Stored entries:
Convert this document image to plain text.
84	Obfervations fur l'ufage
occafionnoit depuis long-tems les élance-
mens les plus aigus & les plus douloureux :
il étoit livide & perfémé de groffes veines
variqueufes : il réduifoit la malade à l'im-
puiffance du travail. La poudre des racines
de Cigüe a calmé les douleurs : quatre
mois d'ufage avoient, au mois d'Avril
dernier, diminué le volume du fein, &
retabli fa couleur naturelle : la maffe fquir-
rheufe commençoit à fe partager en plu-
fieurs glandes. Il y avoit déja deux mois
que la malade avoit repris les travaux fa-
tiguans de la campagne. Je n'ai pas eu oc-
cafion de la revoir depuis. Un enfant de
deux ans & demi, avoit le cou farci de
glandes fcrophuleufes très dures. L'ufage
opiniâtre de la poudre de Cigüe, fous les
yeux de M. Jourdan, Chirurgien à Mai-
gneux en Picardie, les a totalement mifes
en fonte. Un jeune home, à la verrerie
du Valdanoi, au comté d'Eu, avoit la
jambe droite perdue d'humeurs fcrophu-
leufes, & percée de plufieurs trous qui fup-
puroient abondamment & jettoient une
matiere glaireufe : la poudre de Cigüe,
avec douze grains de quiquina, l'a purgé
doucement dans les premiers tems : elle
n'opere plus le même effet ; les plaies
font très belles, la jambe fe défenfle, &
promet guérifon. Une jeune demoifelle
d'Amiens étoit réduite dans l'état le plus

**GIVEN EXERCISE:** Where a line contains "glandes", copy that line.

**EXERCISE RESPONSE:**
fieurs glandes. Il y avoit déja deux mois
glandes fcrophuleufes très dures. L'ufage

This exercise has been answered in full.